• [Extracted data]
———

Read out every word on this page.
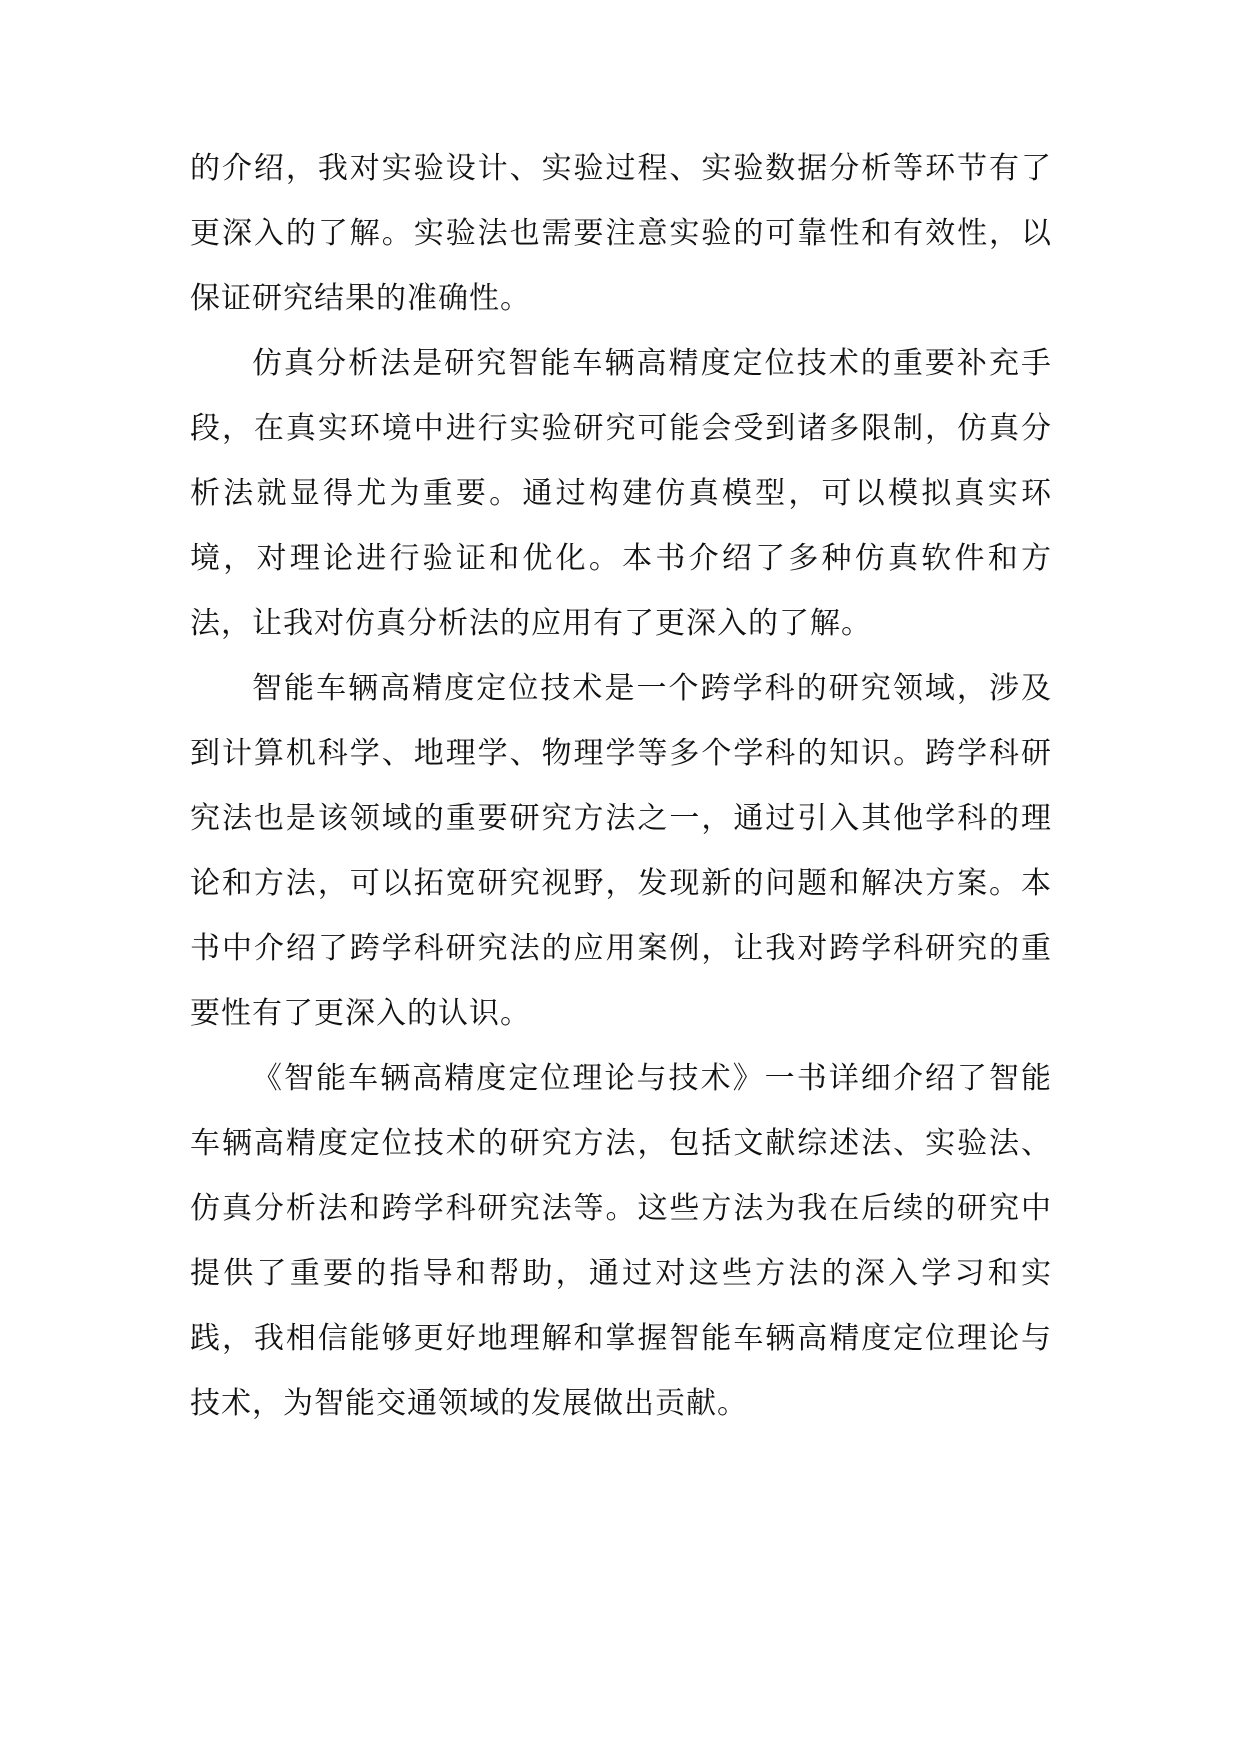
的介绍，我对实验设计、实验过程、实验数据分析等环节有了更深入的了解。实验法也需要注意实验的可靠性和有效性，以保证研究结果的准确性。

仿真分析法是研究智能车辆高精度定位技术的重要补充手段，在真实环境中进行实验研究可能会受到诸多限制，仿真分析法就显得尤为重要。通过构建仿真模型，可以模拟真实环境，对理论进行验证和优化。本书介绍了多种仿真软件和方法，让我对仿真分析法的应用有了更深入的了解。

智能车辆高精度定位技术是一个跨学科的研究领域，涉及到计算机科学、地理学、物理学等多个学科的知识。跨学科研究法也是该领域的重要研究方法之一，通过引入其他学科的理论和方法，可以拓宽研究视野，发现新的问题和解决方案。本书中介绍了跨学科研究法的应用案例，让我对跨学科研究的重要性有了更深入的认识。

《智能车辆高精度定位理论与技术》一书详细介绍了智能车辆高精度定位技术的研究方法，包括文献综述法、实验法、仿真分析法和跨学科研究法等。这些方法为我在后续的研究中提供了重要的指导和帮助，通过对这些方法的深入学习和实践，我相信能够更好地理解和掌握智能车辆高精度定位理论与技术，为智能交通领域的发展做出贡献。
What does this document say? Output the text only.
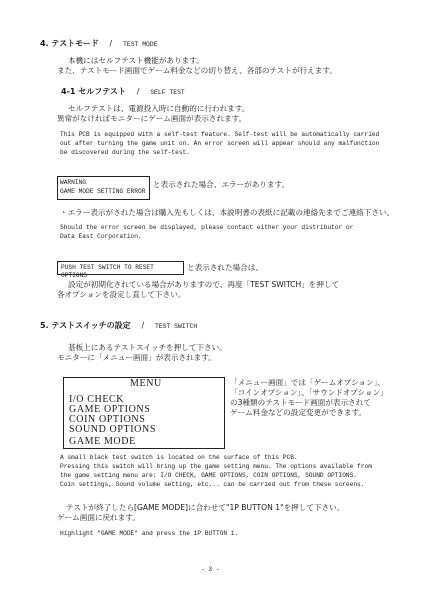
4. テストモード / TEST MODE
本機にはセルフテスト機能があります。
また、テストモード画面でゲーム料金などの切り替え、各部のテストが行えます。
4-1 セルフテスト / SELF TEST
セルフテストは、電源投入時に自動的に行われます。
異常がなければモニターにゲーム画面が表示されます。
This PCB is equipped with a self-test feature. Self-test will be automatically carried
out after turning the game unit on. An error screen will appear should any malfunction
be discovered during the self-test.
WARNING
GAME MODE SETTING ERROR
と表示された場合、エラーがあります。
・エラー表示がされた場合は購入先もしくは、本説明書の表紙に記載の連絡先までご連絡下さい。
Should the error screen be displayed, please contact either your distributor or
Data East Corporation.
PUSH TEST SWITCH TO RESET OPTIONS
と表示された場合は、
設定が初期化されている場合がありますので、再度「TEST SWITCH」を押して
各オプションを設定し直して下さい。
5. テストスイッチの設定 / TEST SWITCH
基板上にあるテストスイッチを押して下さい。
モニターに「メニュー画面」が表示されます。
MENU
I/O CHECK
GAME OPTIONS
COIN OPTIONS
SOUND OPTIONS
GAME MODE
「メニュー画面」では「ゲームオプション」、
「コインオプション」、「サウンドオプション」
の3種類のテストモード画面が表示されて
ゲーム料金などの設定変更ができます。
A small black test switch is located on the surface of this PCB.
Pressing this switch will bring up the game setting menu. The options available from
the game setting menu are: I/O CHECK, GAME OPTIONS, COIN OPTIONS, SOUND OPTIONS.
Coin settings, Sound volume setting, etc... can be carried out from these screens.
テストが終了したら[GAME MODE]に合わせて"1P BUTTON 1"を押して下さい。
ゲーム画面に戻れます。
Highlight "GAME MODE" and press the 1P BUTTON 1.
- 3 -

———

• [The task] Every entry must be written out exactly, with all pictures left out.

• [Written answer]
Read out every word on this page.
的介绍，我对实验设计、实验过程、实验数据分析等环节有了更深入的了解。实验法也需要注意实验的可靠性和有效性，以保证研究结果的准确性。

仿真分析法是研究智能车辆高精度定位技术的重要补充手段，在真实环境中进行实验研究可能会受到诸多限制，仿真分析法就显得尤为重要。通过构建仿真模型，可以模拟真实环境，对理论进行验证和优化。本书介绍了多种仿真软件和方法，让我对仿真分析法的应用有了更深入的了解。

智能车辆高精度定位技术是一个跨学科的研究领域，涉及到计算机科学、地理学、物理学等多个学科的知识。跨学科研究法也是该领域的重要研究方法之一，通过引入其他学科的理论和方法，可以拓宽研究视野，发现新的问题和解决方案。本书中介绍了跨学科研究法的应用案例，让我对跨学科研究的重要性有了更深入的认识。

《智能车辆高精度定位理论与技术》一书详细介绍了智能车辆高精度定位技术的研究方法，包括文献综述法、实验法、仿真分析法和跨学科研究法等。这些方法为我在后续的研究中提供了重要的指导和帮助，通过对这些方法的深入学习和实践，我相信能够更好地理解和掌握智能车辆高精度定位理论与技术，为智能交通领域的发展做出贡献。
What does this document say? Output the text only.
4. テストモード / TEST MODE
本機にはセルフテスト機能があります。
また、テストモード画面でゲーム料金などの切り替え、各部のテストが行えます。
4-1 セルフテスト / SELF TEST
セルフテストは、電源投入時に自動的に行われます。
異常がなければモニターにゲーム画面が表示されます。
This PCB is equipped with a self-test feature. Self-test will be automatically carried
out after turning the game unit on. An error screen will appear should any malfunction
be discovered during the self-test.
WARNING
GAME MODE SETTING ERROR
と表示された場合、エラーがあります。
・エラー表示がされた場合は購入先もしくは、本説明書の表紙に記載の連絡先までご連絡下さい。
Should the error screen be displayed, please contact either your distributor or
Data East Corporation.
PUSH TEST SWITCH TO RESET OPTIONS
と表示された場合は、
設定が初期化されている場合がありますので、再度「TEST SWITCH」を押して
各オプションを設定し直して下さい。
5. テストスイッチの設定 / TEST SWITCH
基板上にあるテストスイッチを押して下さい。
モニターに「メニュー画面」が表示されます。
MENU
I/O CHECK
GAME OPTIONS
COIN OPTIONS
SOUND OPTIONS
GAME MODE
「メニュー画面」では「ゲームオプション」、
「コインオプション」、「サウンドオプション」
の3種類のテストモード画面が表示されて
ゲーム料金などの設定変更ができます。
A small black test switch is located on the surface of this PCB.
Pressing this switch will bring up the game setting menu. The options available from
the game setting menu are: I/O CHECK, GAME OPTIONS, COIN OPTIONS, SOUND OPTIONS.
Coin settings, Sound volume setting, etc... can be carried out from these screens.
テストが終了したら[GAME MODE]に合わせて"1P BUTTON 1"を押して下さい。
ゲーム画面に戻れます。
Highlight "GAME MODE" and press the 1P BUTTON 1.
- 3 -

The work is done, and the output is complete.